#### Request
From the entries that follow, extract each line holding the string "Internet".

%%

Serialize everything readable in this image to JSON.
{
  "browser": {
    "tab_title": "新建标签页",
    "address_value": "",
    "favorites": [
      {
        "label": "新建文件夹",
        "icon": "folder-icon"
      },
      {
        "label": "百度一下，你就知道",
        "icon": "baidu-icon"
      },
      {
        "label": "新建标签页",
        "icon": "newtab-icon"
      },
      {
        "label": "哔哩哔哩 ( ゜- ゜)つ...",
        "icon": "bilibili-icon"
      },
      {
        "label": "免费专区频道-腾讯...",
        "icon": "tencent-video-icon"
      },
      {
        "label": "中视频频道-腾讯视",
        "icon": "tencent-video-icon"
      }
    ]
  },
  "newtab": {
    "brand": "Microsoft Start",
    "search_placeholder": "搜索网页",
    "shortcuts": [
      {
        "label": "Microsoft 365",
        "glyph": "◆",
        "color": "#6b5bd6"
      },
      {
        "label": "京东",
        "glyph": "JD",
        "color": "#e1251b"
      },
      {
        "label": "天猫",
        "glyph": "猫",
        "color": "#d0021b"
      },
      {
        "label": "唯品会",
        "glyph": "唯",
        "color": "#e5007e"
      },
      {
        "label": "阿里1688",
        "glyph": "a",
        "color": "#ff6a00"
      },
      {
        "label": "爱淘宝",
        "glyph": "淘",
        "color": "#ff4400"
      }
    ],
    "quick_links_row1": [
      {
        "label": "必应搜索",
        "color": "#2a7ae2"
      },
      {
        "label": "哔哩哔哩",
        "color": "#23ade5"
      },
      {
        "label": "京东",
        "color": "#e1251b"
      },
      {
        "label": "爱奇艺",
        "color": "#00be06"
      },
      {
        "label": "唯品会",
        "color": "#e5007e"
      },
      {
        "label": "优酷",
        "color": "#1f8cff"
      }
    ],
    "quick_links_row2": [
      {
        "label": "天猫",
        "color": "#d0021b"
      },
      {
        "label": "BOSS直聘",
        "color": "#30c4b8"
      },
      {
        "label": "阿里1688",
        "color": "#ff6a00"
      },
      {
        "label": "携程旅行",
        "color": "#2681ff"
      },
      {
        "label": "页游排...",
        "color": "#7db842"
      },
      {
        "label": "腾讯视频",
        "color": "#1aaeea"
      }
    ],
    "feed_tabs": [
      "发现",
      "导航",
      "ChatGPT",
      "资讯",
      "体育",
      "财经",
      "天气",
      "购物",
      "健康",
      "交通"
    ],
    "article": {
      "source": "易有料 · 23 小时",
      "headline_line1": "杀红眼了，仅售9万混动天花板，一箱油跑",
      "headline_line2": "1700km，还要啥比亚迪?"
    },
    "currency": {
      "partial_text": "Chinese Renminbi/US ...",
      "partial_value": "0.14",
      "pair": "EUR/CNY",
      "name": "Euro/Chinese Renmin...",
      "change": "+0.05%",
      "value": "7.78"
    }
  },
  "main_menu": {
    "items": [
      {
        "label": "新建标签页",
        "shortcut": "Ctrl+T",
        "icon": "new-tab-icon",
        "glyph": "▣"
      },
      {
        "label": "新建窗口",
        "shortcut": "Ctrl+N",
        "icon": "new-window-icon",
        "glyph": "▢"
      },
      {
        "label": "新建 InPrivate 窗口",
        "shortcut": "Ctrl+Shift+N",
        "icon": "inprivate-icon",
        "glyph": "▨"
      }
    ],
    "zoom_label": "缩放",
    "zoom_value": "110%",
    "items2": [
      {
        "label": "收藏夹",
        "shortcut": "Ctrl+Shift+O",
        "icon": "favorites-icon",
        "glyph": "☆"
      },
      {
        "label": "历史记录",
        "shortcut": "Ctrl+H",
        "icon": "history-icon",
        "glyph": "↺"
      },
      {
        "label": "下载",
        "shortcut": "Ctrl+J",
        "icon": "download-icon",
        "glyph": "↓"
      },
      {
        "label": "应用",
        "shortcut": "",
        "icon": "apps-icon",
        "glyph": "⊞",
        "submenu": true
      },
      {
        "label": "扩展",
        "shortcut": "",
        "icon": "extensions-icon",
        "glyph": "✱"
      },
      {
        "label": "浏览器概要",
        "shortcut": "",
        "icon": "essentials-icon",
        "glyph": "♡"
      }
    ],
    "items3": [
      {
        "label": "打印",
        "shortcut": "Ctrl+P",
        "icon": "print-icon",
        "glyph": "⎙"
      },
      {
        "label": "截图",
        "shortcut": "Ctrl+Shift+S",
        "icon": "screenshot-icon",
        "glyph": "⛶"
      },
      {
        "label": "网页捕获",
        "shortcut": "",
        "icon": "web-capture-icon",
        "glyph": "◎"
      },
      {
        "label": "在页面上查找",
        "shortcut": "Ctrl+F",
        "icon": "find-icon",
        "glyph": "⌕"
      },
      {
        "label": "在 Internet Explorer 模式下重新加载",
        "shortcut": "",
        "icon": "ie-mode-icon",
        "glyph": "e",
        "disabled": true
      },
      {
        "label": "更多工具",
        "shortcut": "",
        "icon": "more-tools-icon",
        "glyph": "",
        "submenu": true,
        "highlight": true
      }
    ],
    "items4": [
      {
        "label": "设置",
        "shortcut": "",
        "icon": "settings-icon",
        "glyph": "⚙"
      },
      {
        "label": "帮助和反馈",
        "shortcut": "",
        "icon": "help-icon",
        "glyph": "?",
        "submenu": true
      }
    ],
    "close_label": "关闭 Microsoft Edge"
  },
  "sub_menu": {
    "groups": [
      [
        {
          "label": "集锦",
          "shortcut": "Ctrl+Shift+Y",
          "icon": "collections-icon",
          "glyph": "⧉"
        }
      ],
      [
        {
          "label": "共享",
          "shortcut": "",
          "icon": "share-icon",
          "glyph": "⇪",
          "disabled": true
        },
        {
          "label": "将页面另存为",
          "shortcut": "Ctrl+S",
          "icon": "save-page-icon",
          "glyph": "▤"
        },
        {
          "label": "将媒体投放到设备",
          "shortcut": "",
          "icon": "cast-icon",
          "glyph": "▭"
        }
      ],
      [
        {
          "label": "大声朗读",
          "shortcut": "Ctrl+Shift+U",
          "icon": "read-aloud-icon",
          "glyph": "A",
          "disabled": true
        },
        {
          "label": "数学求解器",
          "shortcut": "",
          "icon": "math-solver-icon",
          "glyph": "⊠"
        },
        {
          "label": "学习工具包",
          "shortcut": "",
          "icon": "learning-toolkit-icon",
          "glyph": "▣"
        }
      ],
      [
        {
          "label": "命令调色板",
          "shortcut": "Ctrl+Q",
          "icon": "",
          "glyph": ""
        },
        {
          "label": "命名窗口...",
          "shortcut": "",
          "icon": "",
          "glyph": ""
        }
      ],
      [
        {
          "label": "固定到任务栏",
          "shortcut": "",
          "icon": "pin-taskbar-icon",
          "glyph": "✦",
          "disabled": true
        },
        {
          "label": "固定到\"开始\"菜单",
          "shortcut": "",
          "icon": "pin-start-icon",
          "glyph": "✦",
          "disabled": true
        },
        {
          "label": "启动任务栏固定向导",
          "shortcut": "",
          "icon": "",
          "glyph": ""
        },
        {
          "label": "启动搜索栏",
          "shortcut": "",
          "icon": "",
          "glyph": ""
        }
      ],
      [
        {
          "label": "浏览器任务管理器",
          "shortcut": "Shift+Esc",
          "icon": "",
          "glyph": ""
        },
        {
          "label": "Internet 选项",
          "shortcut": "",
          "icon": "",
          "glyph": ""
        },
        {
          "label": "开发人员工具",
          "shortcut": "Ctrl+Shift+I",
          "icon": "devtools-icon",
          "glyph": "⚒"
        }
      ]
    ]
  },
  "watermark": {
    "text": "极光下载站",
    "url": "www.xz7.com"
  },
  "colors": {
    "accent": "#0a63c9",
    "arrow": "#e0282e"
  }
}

%%

#### Output of the exercise
        "label": "在 Internet Explorer 模式下重新加载",
          "label": "Internet 选项",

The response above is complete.